═══ TASK INPUTS ═══

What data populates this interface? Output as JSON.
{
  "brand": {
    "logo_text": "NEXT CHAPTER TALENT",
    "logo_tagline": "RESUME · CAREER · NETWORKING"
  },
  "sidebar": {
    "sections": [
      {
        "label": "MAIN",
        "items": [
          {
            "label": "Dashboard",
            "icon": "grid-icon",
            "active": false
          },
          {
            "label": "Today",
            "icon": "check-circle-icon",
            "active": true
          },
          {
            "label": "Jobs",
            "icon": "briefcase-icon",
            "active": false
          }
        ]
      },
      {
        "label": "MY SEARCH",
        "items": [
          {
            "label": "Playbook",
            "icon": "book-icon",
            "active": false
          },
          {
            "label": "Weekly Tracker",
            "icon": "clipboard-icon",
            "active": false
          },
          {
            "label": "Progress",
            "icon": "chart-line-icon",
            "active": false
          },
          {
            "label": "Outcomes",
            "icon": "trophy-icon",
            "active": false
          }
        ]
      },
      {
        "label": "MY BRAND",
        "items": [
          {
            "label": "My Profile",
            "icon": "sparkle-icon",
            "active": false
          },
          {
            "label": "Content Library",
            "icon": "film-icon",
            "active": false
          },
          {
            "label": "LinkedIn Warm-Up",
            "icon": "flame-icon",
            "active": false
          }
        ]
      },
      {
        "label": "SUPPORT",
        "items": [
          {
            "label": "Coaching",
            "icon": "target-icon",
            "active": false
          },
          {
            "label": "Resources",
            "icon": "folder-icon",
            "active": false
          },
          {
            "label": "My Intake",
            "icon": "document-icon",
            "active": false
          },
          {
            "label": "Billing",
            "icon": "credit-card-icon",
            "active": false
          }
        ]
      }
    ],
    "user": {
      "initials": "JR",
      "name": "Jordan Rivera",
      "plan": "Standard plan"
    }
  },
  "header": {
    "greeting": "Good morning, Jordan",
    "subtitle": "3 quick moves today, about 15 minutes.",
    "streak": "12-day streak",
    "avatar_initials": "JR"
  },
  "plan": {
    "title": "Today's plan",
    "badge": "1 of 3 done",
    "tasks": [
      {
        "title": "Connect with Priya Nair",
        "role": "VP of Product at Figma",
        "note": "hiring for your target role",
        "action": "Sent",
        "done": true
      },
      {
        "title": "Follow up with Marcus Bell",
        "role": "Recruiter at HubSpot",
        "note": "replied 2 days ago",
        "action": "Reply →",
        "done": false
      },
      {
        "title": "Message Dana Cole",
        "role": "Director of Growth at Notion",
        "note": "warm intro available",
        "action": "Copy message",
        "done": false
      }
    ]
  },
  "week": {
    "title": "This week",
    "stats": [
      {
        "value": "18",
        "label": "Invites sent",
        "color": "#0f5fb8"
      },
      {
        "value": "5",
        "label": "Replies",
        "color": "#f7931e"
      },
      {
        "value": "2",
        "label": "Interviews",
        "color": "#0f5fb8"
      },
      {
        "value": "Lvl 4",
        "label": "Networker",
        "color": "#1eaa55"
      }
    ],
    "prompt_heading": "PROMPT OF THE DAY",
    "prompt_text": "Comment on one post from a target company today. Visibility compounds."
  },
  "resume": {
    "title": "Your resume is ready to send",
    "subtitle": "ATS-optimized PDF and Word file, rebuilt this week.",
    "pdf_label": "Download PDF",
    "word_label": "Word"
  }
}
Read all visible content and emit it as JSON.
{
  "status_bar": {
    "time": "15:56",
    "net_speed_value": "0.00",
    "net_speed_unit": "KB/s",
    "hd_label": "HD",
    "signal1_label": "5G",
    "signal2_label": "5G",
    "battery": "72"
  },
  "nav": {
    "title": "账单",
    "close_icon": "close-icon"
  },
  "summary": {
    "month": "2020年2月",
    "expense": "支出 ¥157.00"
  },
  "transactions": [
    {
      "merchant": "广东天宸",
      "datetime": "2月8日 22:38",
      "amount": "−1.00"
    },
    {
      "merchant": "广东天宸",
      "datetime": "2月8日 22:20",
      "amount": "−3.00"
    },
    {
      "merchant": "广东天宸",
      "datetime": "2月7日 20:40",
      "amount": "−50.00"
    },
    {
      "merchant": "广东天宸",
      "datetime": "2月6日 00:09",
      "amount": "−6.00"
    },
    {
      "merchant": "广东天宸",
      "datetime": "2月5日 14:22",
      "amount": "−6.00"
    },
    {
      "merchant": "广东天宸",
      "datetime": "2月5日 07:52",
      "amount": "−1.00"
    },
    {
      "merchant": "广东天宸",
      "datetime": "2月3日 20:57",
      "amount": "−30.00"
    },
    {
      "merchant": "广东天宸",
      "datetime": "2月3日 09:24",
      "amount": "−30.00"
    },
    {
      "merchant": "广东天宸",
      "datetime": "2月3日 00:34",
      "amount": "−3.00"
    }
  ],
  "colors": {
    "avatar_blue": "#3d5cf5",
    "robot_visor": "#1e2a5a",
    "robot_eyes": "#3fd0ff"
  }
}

═══

● GOAL
Check all the records above and select each line where the string "datetime" is found.

● WORKED ANSWER
      "datetime": "2月8日 22:38",
      "datetime": "2月8日 22:20",
      "datetime": "2月7日 20:40",
      "datetime": "2月6日 00:09",
      "datetime": "2月5日 14:22",
      "datetime": "2月5日 07:52",
      "datetime": "2月3日 20:57",
      "datetime": "2月3日 09:24",
      "datetime": "2月3日 00:34",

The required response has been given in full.